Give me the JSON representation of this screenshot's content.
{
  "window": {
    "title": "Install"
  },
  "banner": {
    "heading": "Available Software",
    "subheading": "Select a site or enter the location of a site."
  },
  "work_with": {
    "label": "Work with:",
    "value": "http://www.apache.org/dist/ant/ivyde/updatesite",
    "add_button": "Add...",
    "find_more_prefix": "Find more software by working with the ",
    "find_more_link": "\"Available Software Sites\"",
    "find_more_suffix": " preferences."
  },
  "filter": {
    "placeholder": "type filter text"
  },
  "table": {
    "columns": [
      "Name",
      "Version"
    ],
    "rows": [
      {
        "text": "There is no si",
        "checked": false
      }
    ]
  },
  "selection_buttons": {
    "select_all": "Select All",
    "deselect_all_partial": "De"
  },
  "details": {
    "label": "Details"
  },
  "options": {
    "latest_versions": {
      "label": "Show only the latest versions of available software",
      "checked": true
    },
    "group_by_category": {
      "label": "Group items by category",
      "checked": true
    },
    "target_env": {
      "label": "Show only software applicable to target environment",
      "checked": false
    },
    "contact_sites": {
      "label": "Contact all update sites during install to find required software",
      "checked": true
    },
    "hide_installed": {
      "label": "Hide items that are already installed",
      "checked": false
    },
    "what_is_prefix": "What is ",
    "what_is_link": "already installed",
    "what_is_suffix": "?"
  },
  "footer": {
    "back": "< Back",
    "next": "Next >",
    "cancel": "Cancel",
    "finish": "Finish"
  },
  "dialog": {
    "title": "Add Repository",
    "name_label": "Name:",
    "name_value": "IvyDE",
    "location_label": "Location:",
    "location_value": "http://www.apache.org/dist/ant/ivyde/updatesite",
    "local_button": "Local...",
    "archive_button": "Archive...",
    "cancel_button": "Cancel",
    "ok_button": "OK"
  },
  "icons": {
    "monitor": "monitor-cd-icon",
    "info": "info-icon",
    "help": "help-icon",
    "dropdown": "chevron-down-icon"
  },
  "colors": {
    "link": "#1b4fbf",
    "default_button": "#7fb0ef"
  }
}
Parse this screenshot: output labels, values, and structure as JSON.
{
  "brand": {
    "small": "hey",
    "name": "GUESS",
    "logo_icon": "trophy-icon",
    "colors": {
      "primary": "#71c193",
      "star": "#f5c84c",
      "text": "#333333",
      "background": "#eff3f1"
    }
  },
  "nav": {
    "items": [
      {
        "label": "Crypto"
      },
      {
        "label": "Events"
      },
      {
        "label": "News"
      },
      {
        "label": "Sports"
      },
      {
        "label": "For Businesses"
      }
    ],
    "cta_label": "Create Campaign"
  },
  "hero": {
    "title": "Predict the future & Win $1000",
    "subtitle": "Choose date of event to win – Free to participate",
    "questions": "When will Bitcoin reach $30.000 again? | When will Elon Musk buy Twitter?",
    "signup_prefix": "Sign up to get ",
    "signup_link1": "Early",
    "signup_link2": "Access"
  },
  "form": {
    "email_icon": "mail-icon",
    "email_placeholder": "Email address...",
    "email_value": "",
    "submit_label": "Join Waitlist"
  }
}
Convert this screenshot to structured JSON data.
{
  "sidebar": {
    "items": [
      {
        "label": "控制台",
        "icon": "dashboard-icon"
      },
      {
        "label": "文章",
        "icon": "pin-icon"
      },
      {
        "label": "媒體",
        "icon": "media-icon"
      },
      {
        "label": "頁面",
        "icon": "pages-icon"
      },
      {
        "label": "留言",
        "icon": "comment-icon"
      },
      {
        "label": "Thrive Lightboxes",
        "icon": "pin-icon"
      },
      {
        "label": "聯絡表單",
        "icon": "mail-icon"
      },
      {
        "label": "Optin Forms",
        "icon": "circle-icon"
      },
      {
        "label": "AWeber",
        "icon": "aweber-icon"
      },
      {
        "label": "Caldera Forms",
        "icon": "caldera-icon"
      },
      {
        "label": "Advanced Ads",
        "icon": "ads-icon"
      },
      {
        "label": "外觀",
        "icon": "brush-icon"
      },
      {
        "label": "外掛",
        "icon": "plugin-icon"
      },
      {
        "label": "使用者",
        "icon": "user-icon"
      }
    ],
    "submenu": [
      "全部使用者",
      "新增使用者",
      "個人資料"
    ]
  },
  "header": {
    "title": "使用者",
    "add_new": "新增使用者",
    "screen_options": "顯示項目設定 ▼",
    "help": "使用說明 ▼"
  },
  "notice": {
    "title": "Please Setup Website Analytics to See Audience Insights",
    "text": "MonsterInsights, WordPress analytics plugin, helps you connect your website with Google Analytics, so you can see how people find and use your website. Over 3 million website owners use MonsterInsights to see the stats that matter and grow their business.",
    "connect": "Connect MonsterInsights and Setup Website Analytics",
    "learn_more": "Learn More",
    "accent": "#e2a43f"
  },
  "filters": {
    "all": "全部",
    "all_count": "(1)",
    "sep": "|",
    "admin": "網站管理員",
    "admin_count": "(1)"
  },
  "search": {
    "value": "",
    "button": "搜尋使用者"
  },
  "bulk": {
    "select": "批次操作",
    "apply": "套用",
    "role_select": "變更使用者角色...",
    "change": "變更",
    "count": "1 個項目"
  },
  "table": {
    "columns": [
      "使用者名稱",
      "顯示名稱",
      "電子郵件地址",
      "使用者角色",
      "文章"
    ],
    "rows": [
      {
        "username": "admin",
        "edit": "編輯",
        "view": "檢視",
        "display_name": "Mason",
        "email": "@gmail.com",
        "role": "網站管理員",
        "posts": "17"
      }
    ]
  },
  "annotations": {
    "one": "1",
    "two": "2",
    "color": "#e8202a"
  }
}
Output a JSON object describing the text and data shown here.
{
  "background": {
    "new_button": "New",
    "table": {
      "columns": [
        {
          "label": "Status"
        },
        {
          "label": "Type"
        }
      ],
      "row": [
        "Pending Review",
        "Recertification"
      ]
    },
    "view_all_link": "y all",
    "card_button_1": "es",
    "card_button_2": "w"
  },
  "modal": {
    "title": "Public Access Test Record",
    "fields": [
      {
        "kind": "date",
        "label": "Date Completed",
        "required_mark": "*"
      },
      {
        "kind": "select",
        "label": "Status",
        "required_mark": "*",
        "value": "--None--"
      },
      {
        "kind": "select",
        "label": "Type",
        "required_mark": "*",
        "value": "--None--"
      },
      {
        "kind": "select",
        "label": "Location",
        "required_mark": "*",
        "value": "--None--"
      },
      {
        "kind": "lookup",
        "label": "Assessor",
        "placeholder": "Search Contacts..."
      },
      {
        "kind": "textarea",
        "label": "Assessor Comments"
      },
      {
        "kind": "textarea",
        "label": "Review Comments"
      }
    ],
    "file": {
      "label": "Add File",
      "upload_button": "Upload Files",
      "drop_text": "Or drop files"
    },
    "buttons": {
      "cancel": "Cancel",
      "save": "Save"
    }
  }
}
-------------------------
**The request:**
Print again each line of the listing above, exactly as it appears.

**Result:**
Give me the JSON representation of this screenshot's content.
{
  "window": {
    "title": "Install"
  },
  "banner": {
    "heading": "Available Software",
    "subheading": "Select a site or enter the location of a site."
  },
  "work_with": {
    "label": "Work with:",
    "value": "http://www.apache.org/dist/ant/ivyde/updatesite",
    "add_button": "Add...",
    "find_more_prefix": "Find more software by working with the ",
    "find_more_link": "\"Available Software Sites\"",
    "find_more_suffix": " preferences."
  },
  "filter": {
    "placeholder": "type filter text"
  },
  "table": {
    "columns": [
      "Name",
      "Version"
    ],
    "rows": [
      {
        "text": "There is no si",
        "checked": false
      }
    ]
  },
  "selection_buttons": {
    "select_all": "Select All",
    "deselect_all_partial": "De"
  },
  "details": {
    "label": "Details"
  },
  "options": {
    "latest_versions": {
      "label": "Show only the latest versions of available software",
      "checked": true
    },
    "group_by_category": {
      "label": "Group items by category",
      "checked": true
    },
    "target_env": {
      "label": "Show only software applicable to target environment",
      "checked": false
    },
    "contact_sites": {
      "label": "Contact all update sites during install to find required software",
      "checked": true
    },
    "hide_installed": {
      "label": "Hide items that are already installed",
      "checked": false
    },
    "what_is_prefix": "What is ",
    "what_is_link": "already installed",
    "what_is_suffix": "?"
  },
  "footer": {
    "back": "< Back",
    "next": "Next >",
    "cancel": "Cancel",
    "finish": "Finish"
  },
  "dialog": {
    "title": "Add Repository",
    "name_label": "Name:",
    "name_value": "IvyDE",
    "location_label": "Location:",
    "location_value": "http://www.apache.org/dist/ant/ivyde/updatesite",
    "local_button": "Local...",
    "archive_button": "Archive...",
    "cancel_button": "Cancel",
    "ok_button": "OK"
  },
  "icons": {
    "monitor": "monitor-cd-icon",
    "info": "info-icon",
    "help": "help-icon",
    "dropdown": "chevron-down-icon"
  },
  "colors": {
    "link": "#1b4fbf",
    "default_button": "#7fb0ef"
  }
}
Parse this screenshot: output labels, values, and structure as JSON.
{
  "brand": {
    "small": "hey",
    "name": "GUESS",
    "logo_icon": "trophy-icon",
    "colors": {
      "primary": "#71c193",
      "star": "#f5c84c",
      "text": "#333333",
      "background": "#eff3f1"
    }
  },
  "nav": {
    "items": [
      {
        "label": "Crypto"
      },
      {
        "label": "Events"
      },
      {
        "label": "News"
      },
      {
        "label": "Sports"
      },
      {
        "label": "For Businesses"
      }
    ],
    "cta_label": "Create Campaign"
  },
  "hero": {
    "title": "Predict the future & Win $1000",
    "subtitle": "Choose date of event to win – Free to participate",
    "questions": "When will Bitcoin reach $30.000 again? | When will Elon Musk buy Twitter?",
    "signup_prefix": "Sign up to get ",
    "signup_link1": "Early",
    "signup_link2": "Access"
  },
  "form": {
    "email_icon": "mail-icon",
    "email_placeholder": "Email address...",
    "email_value": "",
    "submit_label": "Join Waitlist"
  }
}
Convert this screenshot to structured JSON data.
{
  "sidebar": {
    "items": [
      {
        "label": "控制台",
        "icon": "dashboard-icon"
      },
      {
        "label": "文章",
        "icon": "pin-icon"
      },
      {
        "label": "媒體",
        "icon": "media-icon"
      },
      {
        "label": "頁面",
        "icon": "pages-icon"
      },
      {
        "label": "留言",
        "icon": "comment-icon"
      },
      {
        "label": "Thrive Lightboxes",
        "icon": "pin-icon"
      },
      {
        "label": "聯絡表單",
        "icon": "mail-icon"
      },
      {
        "label": "Optin Forms",
        "icon": "circle-icon"
      },
      {
        "label": "AWeber",
        "icon": "aweber-icon"
      },
      {
        "label": "Caldera Forms",
        "icon": "caldera-icon"
      },
      {
        "label": "Advanced Ads",
        "icon": "ads-icon"
      },
      {
        "label": "外觀",
        "icon": "brush-icon"
      },
      {
        "label": "外掛",
        "icon": "plugin-icon"
      },
      {
        "label": "使用者",
        "icon": "user-icon"
      }
    ],
    "submenu": [
      "全部使用者",
      "新增使用者",
      "個人資料"
    ]
  },
  "header": {
    "title": "使用者",
    "add_new": "新增使用者",
    "screen_options": "顯示項目設定 ▼",
    "help": "使用說明 ▼"
  },
  "notice": {
    "title": "Please Setup Website Analytics to See Audience Insights",
    "text": "MonsterInsights, WordPress analytics plugin, helps you connect your website with Google Analytics, so you can see how people find and use your website. Over 3 million website owners use MonsterInsights to see the stats that matter and grow their business.",
    "connect": "Connect MonsterInsights and Setup Website Analytics",
    "learn_more": "Learn More",
    "accent": "#e2a43f"
  },
  "filters": {
    "all": "全部",
    "all_count": "(1)",
    "sep": "|",
    "admin": "網站管理員",
    "admin_count": "(1)"
  },
  "search": {
    "value": "",
    "button": "搜尋使用者"
  },
  "bulk": {
    "select": "批次操作",
    "apply": "套用",
    "role_select": "變更使用者角色...",
    "change": "變更",
    "count": "1 個項目"
  },
  "table": {
    "columns": [
      "使用者名稱",
      "顯示名稱",
      "電子郵件地址",
      "使用者角色",
      "文章"
    ],
    "rows": [
      {
        "username": "admin",
        "edit": "編輯",
        "view": "檢視",
        "display_name": "Mason",
        "email": "@gmail.com",
        "role": "網站管理員",
        "posts": "17"
      }
    ]
  },
  "annotations": {
    "one": "1",
    "two": "2",
    "color": "#e8202a"
  }
}
Output a JSON object describing the text and data shown here.
{
  "background": {
    "new_button": "New",
    "table": {
      "columns": [
        {
          "label": "Status"
        },
        {
          "label": "Type"
        }
      ],
      "row": [
        "Pending Review",
        "Recertification"
      ]
    },
    "view_all_link": "y all",
    "card_button_1": "es",
    "card_button_2": "w"
  },
  "modal": {
    "title": "Public Access Test Record",
    "fields": [
      {
        "kind": "date",
        "label": "Date Completed",
        "required_mark": "*"
      },
      {
        "kind": "select",
        "label": "Status",
        "required_mark": "*",
        "value": "--None--"
      },
      {
        "kind": "select",
        "label": "Type",
        "required_mark": "*",
        "value": "--None--"
      },
      {
        "kind": "select",
        "label": "Location",
        "required_mark": "*",
        "value": "--None--"
      },
      {
        "kind": "lookup",
        "label": "Assessor",
        "placeholder": "Search Contacts..."
      },
      {
        "kind": "textarea",
        "label": "Assessor Comments"
      },
      {
        "kind": "textarea",
        "label": "Review Comments"
      }
    ],
    "file": {
      "label": "Add File",
      "upload_button": "Upload Files",
      "drop_text": "Or drop files"
    },
    "buttons": {
      "cancel": "Cancel",
      "save": "Save"
    }
  }
}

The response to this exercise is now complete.